## TASK REQUIREMENTS
Restate each entry word for word, leaving nothing out.

## Collected data entries
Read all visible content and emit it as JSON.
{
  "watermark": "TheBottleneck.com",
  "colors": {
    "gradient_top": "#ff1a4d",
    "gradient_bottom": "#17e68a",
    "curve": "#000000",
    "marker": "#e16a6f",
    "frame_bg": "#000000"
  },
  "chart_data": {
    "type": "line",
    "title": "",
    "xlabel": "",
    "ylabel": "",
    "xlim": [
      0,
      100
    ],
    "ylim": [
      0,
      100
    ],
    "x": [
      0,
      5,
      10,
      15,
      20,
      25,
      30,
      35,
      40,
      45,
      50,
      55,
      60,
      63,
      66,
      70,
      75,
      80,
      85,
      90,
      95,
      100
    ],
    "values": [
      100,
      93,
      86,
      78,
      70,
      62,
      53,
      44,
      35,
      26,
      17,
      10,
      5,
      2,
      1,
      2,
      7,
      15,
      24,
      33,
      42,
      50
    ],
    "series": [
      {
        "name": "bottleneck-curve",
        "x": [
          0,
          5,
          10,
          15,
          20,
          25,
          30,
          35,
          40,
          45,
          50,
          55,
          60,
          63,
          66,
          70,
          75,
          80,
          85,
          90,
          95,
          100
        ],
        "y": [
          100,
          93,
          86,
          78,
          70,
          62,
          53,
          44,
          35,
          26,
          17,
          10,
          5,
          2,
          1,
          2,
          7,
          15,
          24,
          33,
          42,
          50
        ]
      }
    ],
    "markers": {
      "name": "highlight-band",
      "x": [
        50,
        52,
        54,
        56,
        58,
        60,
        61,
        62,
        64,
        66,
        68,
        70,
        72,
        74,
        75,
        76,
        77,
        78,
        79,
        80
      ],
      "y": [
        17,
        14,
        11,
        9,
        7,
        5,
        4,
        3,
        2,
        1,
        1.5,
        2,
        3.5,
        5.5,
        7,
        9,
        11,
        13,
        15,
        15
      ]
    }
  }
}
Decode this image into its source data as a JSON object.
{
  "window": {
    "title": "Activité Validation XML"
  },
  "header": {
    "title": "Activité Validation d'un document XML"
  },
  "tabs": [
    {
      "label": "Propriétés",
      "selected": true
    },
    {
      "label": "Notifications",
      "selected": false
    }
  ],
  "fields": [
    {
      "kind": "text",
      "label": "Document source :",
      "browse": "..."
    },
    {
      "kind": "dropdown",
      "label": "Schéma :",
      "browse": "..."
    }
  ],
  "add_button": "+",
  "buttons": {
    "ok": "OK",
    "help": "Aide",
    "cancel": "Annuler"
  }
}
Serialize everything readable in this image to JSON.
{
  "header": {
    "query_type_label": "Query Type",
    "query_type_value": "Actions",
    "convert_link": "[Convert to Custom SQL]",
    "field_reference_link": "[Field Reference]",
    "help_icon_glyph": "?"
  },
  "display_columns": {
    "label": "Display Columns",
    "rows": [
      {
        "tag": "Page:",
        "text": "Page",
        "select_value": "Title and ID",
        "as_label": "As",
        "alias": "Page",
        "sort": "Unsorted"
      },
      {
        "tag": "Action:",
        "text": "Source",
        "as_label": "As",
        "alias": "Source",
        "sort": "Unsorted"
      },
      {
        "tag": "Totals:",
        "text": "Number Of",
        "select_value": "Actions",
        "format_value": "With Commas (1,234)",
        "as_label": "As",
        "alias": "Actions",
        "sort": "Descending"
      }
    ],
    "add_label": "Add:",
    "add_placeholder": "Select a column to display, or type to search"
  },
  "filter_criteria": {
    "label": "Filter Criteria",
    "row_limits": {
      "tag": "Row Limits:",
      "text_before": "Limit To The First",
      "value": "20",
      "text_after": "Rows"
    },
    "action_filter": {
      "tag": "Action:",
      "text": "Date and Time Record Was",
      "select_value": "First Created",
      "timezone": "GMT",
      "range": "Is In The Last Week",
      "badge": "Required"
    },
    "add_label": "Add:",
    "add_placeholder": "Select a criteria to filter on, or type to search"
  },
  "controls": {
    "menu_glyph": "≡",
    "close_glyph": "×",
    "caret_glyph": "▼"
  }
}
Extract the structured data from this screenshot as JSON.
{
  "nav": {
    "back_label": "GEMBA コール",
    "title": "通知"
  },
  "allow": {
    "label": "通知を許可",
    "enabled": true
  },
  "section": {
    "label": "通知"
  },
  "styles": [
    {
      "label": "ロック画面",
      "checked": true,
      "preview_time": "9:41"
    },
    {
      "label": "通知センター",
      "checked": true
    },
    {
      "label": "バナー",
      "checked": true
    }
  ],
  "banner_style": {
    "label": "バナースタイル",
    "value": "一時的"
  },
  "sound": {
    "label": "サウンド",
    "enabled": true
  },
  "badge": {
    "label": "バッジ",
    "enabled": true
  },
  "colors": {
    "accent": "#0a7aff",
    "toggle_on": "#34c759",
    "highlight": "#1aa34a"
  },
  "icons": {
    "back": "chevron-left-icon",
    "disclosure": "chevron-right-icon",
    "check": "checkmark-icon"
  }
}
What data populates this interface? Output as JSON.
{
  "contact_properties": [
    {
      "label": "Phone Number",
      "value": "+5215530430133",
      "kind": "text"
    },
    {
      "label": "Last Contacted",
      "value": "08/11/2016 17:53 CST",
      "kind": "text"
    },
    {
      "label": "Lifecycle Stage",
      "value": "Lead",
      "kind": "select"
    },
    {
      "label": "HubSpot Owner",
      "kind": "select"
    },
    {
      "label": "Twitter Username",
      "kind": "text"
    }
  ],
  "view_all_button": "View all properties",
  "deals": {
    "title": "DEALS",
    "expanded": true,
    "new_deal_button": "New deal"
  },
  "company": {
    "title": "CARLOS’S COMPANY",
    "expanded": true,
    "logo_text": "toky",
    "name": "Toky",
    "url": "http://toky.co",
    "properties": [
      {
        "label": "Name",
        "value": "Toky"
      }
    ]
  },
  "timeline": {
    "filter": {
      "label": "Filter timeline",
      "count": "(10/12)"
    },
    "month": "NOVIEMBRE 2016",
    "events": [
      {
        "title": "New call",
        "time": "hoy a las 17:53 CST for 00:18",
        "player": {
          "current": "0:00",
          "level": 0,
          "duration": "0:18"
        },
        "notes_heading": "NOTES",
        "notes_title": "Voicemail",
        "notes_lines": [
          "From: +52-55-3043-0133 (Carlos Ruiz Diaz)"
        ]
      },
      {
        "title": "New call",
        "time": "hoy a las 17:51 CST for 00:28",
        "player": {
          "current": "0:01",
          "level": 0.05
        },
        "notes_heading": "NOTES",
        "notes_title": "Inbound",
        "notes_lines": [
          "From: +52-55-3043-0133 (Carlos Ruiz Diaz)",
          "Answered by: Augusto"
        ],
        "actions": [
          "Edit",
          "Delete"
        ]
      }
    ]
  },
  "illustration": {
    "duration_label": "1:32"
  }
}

## OUTPUT FOR THIS EXERCISE
Read all visible content and emit it as JSON.
{
  "watermark": "TheBottleneck.com",
  "colors": {
    "gradient_top": "#ff1a4d",
    "gradient_bottom": "#17e68a",
    "curve": "#000000",
    "marker": "#e16a6f",
    "frame_bg": "#000000"
  },
  "chart_data": {
    "type": "line",
    "title": "",
    "xlabel": "",
    "ylabel": "",
    "xlim": [
      0,
      100
    ],
    "ylim": [
      0,
      100
    ],
    "x": [
      0,
      5,
      10,
      15,
      20,
      25,
      30,
      35,
      40,
      45,
      50,
      55,
      60,
      63,
      66,
      70,
      75,
      80,
      85,
      90,
      95,
      100
    ],
    "values": [
      100,
      93,
      86,
      78,
      70,
      62,
      53,
      44,
      35,
      26,
      17,
      10,
      5,
      2,
      1,
      2,
      7,
      15,
      24,
      33,
      42,
      50
    ],
    "series": [
      {
        "name": "bottleneck-curve",
        "x": [
          0,
          5,
          10,
          15,
          20,
          25,
          30,
          35,
          40,
          45,
          50,
          55,
          60,
          63,
          66,
          70,
          75,
          80,
          85,
          90,
          95,
          100
        ],
        "y": [
          100,
          93,
          86,
          78,
          70,
          62,
          53,
          44,
          35,
          26,
          17,
          10,
          5,
          2,
          1,
          2,
          7,
          15,
          24,
          33,
          42,
          50
        ]
      }
    ],
    "markers": {
      "name": "highlight-band",
      "x": [
        50,
        52,
        54,
        56,
        58,
        60,
        61,
        62,
        64,
        66,
        68,
        70,
        72,
        74,
        75,
        76,
        77,
        78,
        79,
        80
      ],
      "y": [
        17,
        14,
        11,
        9,
        7,
        5,
        4,
        3,
        2,
        1,
        1.5,
        2,
        3.5,
        5.5,
        7,
        9,
        11,
        13,
        15,
        15
      ]
    }
  }
}
Decode this image into its source data as a JSON object.
{
  "window": {
    "title": "Activité Validation XML"
  },
  "header": {
    "title": "Activité Validation d'un document XML"
  },
  "tabs": [
    {
      "label": "Propriétés",
      "selected": true
    },
    {
      "label": "Notifications",
      "selected": false
    }
  ],
  "fields": [
    {
      "kind": "text",
      "label": "Document source :",
      "browse": "..."
    },
    {
      "kind": "dropdown",
      "label": "Schéma :",
      "browse": "..."
    }
  ],
  "add_button": "+",
  "buttons": {
    "ok": "OK",
    "help": "Aide",
    "cancel": "Annuler"
  }
}
Serialize everything readable in this image to JSON.
{
  "header": {
    "query_type_label": "Query Type",
    "query_type_value": "Actions",
    "convert_link": "[Convert to Custom SQL]",
    "field_reference_link": "[Field Reference]",
    "help_icon_glyph": "?"
  },
  "display_columns": {
    "label": "Display Columns",
    "rows": [
      {
        "tag": "Page:",
        "text": "Page",
        "select_value": "Title and ID",
        "as_label": "As",
        "alias": "Page",
        "sort": "Unsorted"
      },
      {
        "tag": "Action:",
        "text": "Source",
        "as_label": "As",
        "alias": "Source",
        "sort": "Unsorted"
      },
      {
        "tag": "Totals:",
        "text": "Number Of",
        "select_value": "Actions",
        "format_value": "With Commas (1,234)",
        "as_label": "As",
        "alias": "Actions",
        "sort": "Descending"
      }
    ],
    "add_label": "Add:",
    "add_placeholder": "Select a column to display, or type to search"
  },
  "filter_criteria": {
    "label": "Filter Criteria",
    "row_limits": {
      "tag": "Row Limits:",
      "text_before": "Limit To The First",
      "value": "20",
      "text_after": "Rows"
    },
    "action_filter": {
      "tag": "Action:",
      "text": "Date and Time Record Was",
      "select_value": "First Created",
      "timezone": "GMT",
      "range": "Is In The Last Week",
      "badge": "Required"
    },
    "add_label": "Add:",
    "add_placeholder": "Select a criteria to filter on, or type to search"
  },
  "controls": {
    "menu_glyph": "≡",
    "close_glyph": "×",
    "caret_glyph": "▼"
  }
}
Extract the structured data from this screenshot as JSON.
{
  "nav": {
    "back_label": "GEMBA コール",
    "title": "通知"
  },
  "allow": {
    "label": "通知を許可",
    "enabled": true
  },
  "section": {
    "label": "通知"
  },
  "styles": [
    {
      "label": "ロック画面",
      "checked": true,
      "preview_time": "9:41"
    },
    {
      "label": "通知センター",
      "checked": true
    },
    {
      "label": "バナー",
      "checked": true
    }
  ],
  "banner_style": {
    "label": "バナースタイル",
    "value": "一時的"
  },
  "sound": {
    "label": "サウンド",
    "enabled": true
  },
  "badge": {
    "label": "バッジ",
    "enabled": true
  },
  "colors": {
    "accent": "#0a7aff",
    "toggle_on": "#34c759",
    "highlight": "#1aa34a"
  },
  "icons": {
    "back": "chevron-left-icon",
    "disclosure": "chevron-right-icon",
    "check": "checkmark-icon"
  }
}
What data populates this interface? Output as JSON.
{
  "contact_properties": [
    {
      "label": "Phone Number",
      "value": "+5215530430133",
      "kind": "text"
    },
    {
      "label": "Last Contacted",
      "value": "08/11/2016 17:53 CST",
      "kind": "text"
    },
    {
      "label": "Lifecycle Stage",
      "value": "Lead",
      "kind": "select"
    },
    {
      "label": "HubSpot Owner",
      "kind": "select"
    },
    {
      "label": "Twitter Username",
      "kind": "text"
    }
  ],
  "view_all_button": "View all properties",
  "deals": {
    "title": "DEALS",
    "expanded": true,
    "new_deal_button": "New deal"
  },
  "company": {
    "title": "CARLOS’S COMPANY",
    "expanded": true,
    "logo_text": "toky",
    "name": "Toky",
    "url": "http://toky.co",
    "properties": [
      {
        "label": "Name",
        "value": "Toky"
      }
    ]
  },
  "timeline": {
    "filter": {
      "label": "Filter timeline",
      "count": "(10/12)"
    },
    "month": "NOVIEMBRE 2016",
    "events": [
      {
        "title": "New call",
        "time": "hoy a las 17:53 CST for 00:18",
        "player": {
          "current": "0:00",
          "level": 0,
          "duration": "0:18"
        },
        "notes_heading": "NOTES",
        "notes_title": "Voicemail",
        "notes_lines": [
          "From: +52-55-3043-0133 (Carlos Ruiz Diaz)"
        ]
      },
      {
        "title": "New call",
        "time": "hoy a las 17:51 CST for 00:28",
        "player": {
          "current": "0:01",
          "level": 0.05
        },
        "notes_heading": "NOTES",
        "notes_title": "Inbound",
        "notes_lines": [
          "From: +52-55-3043-0133 (Carlos Ruiz Diaz)",
          "Answered by: Augusto"
        ],
        "actions": [
          "Edit",
          "Delete"
        ]
      }
    ]
  },
  "illustration": {
    "duration_label": "1:32"
  }
}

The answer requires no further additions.